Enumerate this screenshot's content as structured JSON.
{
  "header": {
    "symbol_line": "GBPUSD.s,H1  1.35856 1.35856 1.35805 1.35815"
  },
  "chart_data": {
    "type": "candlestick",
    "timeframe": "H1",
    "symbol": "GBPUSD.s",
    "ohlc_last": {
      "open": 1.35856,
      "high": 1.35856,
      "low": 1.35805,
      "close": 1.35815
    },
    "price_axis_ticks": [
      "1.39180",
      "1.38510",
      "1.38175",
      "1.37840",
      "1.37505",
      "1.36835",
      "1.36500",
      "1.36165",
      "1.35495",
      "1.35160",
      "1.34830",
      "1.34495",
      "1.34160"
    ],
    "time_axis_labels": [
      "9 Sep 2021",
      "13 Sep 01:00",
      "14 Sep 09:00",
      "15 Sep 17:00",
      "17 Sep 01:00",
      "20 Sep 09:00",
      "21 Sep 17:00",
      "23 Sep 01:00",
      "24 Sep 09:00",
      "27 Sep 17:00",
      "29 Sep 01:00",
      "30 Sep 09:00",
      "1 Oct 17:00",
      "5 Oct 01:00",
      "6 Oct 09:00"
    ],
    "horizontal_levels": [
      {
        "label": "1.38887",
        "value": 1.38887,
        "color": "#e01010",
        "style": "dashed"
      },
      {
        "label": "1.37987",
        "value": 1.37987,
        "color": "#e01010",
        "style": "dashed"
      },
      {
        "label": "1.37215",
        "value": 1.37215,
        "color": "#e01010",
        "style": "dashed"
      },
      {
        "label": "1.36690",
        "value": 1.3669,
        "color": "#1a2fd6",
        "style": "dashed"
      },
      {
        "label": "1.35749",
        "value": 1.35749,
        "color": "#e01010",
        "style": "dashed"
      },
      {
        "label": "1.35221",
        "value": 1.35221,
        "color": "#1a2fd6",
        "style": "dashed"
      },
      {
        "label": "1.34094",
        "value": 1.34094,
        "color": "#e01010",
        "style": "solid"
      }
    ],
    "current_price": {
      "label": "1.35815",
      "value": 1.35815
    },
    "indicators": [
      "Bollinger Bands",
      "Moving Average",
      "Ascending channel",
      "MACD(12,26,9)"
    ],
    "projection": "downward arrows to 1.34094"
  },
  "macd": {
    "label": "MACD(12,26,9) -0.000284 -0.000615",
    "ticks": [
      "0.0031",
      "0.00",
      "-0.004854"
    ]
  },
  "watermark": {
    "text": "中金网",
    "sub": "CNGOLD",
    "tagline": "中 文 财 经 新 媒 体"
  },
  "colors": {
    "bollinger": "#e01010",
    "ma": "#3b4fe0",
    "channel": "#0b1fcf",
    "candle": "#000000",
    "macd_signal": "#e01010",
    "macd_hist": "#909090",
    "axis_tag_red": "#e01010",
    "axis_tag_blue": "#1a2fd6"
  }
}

────────────────────────────────────────

What to work on: Please set down each line of the records exactly as given.

Solution to this problem:
Enumerate this screenshot's content as structured JSON.
{
  "header": {
    "symbol_line": "GBPUSD.s,H1  1.35856 1.35856 1.35805 1.35815"
  },
  "chart_data": {
    "type": "candlestick",
    "timeframe": "H1",
    "symbol": "GBPUSD.s",
    "ohlc_last": {
      "open": 1.35856,
      "high": 1.35856,
      "low": 1.35805,
      "close": 1.35815
    },
    "price_axis_ticks": [
      "1.39180",
      "1.38510",
      "1.38175",
      "1.37840",
      "1.37505",
      "1.36835",
      "1.36500",
      "1.36165",
      "1.35495",
      "1.35160",
      "1.34830",
      "1.34495",
      "1.34160"
    ],
    "time_axis_labels": [
      "9 Sep 2021",
      "13 Sep 01:00",
      "14 Sep 09:00",
      "15 Sep 17:00",
      "17 Sep 01:00",
      "20 Sep 09:00",
      "21 Sep 17:00",
      "23 Sep 01:00",
      "24 Sep 09:00",
      "27 Sep 17:00",
      "29 Sep 01:00",
      "30 Sep 09:00",
      "1 Oct 17:00",
      "5 Oct 01:00",
      "6 Oct 09:00"
    ],
    "horizontal_levels": [
      {
        "label": "1.38887",
        "value": 1.38887,
        "color": "#e01010",
        "style": "dashed"
      },
      {
        "label": "1.37987",
        "value": 1.37987,
        "color": "#e01010",
        "style": "dashed"
      },
      {
        "label": "1.37215",
        "value": 1.37215,
        "color": "#e01010",
        "style": "dashed"
      },
      {
        "label": "1.36690",
        "value": 1.3669,
        "color": "#1a2fd6",
        "style": "dashed"
      },
      {
        "label": "1.35749",
        "value": 1.35749,
        "color": "#e01010",
        "style": "dashed"
      },
      {
        "label": "1.35221",
        "value": 1.35221,
        "color": "#1a2fd6",
        "style": "dashed"
      },
      {
        "label": "1.34094",
        "value": 1.34094,
        "color": "#e01010",
        "style": "solid"
      }
    ],
    "current_price": {
      "label": "1.35815",
      "value": 1.35815
    },
    "indicators": [
      "Bollinger Bands",
      "Moving Average",
      "Ascending channel",
      "MACD(12,26,9)"
    ],
    "projection": "downward arrows to 1.34094"
  },
  "macd": {
    "label": "MACD(12,26,9) -0.000284 -0.000615",
    "ticks": [
      "0.0031",
      "0.00",
      "-0.004854"
    ]
  },
  "watermark": {
    "text": "中金网",
    "sub": "CNGOLD",
    "tagline": "中 文 财 经 新 媒 体"
  },
  "colors": {
    "bollinger": "#e01010",
    "ma": "#3b4fe0",
    "channel": "#0b1fcf",
    "candle": "#000000",
    "macd_signal": "#e01010",
    "macd_hist": "#909090",
    "axis_tag_red": "#e01010",
    "axis_tag_blue": "#1a2fd6"
  }
}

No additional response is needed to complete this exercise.